***** Records provided
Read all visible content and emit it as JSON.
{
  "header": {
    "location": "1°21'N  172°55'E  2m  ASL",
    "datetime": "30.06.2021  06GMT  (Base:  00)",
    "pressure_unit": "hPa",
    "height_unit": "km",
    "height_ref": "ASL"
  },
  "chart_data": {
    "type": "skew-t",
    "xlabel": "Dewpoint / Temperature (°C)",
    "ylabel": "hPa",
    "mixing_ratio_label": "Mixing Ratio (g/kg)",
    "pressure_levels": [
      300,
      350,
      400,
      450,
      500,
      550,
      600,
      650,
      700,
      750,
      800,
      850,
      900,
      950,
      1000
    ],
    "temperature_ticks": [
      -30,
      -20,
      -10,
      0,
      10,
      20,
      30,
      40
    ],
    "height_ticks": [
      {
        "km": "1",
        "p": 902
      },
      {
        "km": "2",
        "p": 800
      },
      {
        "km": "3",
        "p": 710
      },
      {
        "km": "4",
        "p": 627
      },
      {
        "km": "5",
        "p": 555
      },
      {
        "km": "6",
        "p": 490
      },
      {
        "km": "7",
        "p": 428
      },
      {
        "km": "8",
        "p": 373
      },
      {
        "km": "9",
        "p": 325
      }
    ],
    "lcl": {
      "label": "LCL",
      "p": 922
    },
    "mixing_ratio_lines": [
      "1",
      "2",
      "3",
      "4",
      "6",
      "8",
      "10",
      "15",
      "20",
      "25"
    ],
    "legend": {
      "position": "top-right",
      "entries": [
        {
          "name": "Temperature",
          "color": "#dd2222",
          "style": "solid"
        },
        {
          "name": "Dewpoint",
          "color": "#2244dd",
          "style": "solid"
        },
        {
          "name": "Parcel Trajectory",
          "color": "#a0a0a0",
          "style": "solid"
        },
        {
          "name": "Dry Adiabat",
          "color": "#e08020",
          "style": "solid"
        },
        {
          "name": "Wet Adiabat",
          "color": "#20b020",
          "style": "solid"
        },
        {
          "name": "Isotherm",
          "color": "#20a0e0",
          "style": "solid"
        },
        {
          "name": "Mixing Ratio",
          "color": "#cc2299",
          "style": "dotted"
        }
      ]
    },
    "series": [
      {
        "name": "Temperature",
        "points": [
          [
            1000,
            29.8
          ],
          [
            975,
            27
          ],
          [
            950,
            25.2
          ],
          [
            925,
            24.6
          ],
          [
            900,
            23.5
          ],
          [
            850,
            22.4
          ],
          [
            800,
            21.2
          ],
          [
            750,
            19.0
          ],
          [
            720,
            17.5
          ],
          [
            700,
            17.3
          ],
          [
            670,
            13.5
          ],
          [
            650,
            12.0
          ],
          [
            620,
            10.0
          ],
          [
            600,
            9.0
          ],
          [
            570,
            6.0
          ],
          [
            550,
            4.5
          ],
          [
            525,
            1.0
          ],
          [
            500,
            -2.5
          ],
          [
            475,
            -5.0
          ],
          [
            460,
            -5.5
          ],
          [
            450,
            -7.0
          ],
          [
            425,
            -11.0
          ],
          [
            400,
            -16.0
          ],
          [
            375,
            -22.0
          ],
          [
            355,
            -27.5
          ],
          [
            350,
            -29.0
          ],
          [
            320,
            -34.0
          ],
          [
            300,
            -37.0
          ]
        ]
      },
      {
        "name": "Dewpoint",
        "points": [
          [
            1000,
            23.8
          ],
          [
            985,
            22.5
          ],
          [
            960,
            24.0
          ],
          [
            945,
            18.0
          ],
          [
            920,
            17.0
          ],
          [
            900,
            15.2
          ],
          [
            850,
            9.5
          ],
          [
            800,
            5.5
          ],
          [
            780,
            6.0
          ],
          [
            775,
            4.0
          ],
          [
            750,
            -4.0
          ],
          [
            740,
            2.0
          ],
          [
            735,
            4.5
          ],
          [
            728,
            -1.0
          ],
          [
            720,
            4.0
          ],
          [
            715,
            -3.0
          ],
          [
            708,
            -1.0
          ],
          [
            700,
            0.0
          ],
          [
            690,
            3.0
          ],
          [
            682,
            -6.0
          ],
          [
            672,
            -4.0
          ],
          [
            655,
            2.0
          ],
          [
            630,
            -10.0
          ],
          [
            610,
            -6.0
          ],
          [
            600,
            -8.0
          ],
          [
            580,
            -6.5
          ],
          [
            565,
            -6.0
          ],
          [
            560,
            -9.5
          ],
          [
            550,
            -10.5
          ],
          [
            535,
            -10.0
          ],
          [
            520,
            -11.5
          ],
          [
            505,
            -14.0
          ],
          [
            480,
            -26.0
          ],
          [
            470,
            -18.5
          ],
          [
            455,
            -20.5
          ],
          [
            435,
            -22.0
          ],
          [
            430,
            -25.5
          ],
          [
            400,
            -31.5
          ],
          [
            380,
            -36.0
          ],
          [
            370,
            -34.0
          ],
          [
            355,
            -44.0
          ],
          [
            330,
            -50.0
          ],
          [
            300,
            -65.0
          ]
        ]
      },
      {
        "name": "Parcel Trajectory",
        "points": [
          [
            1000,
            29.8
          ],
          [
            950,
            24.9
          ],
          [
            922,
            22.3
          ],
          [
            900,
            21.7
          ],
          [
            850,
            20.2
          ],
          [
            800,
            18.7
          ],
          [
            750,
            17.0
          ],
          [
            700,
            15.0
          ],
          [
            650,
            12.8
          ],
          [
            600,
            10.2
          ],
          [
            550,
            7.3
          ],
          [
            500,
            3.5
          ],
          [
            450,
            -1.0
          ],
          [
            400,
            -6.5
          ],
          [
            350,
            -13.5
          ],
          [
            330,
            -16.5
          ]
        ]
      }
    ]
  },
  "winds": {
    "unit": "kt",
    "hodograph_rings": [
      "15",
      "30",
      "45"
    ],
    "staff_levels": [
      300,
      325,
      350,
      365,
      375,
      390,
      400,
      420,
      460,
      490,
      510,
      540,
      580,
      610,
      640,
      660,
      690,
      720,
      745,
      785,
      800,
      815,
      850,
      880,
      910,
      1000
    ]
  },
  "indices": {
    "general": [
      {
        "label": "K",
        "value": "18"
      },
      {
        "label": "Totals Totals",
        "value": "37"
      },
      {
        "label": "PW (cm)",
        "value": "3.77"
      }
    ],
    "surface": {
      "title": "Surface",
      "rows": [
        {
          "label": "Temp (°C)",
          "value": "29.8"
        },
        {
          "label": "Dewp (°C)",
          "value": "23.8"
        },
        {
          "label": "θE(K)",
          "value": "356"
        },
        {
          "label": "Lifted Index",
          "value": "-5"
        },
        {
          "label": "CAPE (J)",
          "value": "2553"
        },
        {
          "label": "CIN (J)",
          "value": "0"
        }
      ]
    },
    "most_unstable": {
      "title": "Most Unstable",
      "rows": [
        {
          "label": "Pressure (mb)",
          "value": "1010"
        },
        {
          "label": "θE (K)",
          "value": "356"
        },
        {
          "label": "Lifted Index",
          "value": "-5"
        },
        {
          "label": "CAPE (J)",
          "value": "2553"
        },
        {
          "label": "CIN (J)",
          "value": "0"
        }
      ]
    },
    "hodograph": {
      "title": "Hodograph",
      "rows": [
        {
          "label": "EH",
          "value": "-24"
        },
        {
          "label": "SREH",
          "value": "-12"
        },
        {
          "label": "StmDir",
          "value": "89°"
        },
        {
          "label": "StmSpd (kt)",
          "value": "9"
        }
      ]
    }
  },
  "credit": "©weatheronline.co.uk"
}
**********
→ Problem to solve: Search the records for the word "title" and copy every line where it occurs.

→ Solution to this problem:
      "title": "Surface",
      "title": "Most Unstable",
      "title": "Hodograph",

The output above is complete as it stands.